* _Entries from a dataset_:
···
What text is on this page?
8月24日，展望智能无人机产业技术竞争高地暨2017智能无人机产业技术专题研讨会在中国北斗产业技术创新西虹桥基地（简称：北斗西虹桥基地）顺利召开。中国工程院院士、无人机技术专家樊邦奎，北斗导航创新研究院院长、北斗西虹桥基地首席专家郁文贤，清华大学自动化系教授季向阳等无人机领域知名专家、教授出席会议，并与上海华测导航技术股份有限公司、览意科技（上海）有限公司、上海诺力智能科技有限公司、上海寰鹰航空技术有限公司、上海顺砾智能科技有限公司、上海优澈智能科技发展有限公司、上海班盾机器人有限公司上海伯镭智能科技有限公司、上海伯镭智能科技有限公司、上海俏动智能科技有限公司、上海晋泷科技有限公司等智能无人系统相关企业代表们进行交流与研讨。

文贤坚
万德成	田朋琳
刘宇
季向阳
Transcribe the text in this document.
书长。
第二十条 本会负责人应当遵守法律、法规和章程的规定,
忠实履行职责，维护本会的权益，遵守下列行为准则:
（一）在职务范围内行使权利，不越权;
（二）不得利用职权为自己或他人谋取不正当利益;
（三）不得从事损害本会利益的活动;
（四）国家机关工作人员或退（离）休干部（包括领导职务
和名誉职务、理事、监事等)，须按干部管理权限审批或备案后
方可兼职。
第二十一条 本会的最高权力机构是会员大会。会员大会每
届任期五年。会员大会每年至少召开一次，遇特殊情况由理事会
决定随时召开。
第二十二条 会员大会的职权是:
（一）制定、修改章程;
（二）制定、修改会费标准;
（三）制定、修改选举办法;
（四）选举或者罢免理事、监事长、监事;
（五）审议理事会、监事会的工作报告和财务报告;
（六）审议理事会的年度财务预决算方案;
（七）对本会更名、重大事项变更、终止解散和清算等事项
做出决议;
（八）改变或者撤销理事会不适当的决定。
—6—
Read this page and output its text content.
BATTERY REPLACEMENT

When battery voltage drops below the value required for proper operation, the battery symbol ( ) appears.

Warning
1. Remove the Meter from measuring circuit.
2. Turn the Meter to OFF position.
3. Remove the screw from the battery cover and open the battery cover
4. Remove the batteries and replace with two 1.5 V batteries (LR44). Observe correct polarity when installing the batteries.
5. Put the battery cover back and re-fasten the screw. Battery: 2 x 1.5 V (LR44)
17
···
* _The request_: Every record above should be copied exactly.

* _The output_:
What text is on this page?
8月24日，展望智能无人机产业技术竞争高地暨2017智能无人机产业技术专题研讨会在中国北斗产业技术创新西虹桥基地（简称：北斗西虹桥基地）顺利召开。中国工程院院士、无人机技术专家樊邦奎，北斗导航创新研究院院长、北斗西虹桥基地首席专家郁文贤，清华大学自动化系教授季向阳等无人机领域知名专家、教授出席会议，并与上海华测导航技术股份有限公司、览意科技（上海）有限公司、上海诺力智能科技有限公司、上海寰鹰航空技术有限公司、上海顺砾智能科技有限公司、上海优澈智能科技发展有限公司、上海班盾机器人有限公司上海伯镭智能科技有限公司、上海伯镭智能科技有限公司、上海俏动智能科技有限公司、上海晋泷科技有限公司等智能无人系统相关企业代表们进行交流与研讨。

文贤坚
万德成	田朋琳
刘宇
季向阳
Transcribe the text in this document.
书长。
第二十条 本会负责人应当遵守法律、法规和章程的规定,
忠实履行职责，维护本会的权益，遵守下列行为准则:
（一）在职务范围内行使权利，不越权;
（二）不得利用职权为自己或他人谋取不正当利益;
（三）不得从事损害本会利益的活动;
（四）国家机关工作人员或退（离）休干部（包括领导职务
和名誉职务、理事、监事等)，须按干部管理权限审批或备案后
方可兼职。
第二十一条 本会的最高权力机构是会员大会。会员大会每
届任期五年。会员大会每年至少召开一次，遇特殊情况由理事会
决定随时召开。
第二十二条 会员大会的职权是:
（一）制定、修改章程;
（二）制定、修改会费标准;
（三）制定、修改选举办法;
（四）选举或者罢免理事、监事长、监事;
（五）审议理事会、监事会的工作报告和财务报告;
（六）审议理事会的年度财务预决算方案;
（七）对本会更名、重大事项变更、终止解散和清算等事项
做出决议;
（八）改变或者撤销理事会不适当的决定。
—6—
Read this page and output its text content.
BATTERY REPLACEMENT

When battery voltage drops below the value required for proper operation, the battery symbol ( ) appears.

Warning
1. Remove the Meter from measuring circuit.
2. Turn the Meter to OFF position.
3. Remove the screw from the battery cover and open the battery cover
4. Remove the batteries and replace with two 1.5 V batteries (LR44). Observe correct polarity when installing the batteries.
5. Put the battery cover back and re-fasten the screw. Battery: 2 x 1.5 V (LR44)
17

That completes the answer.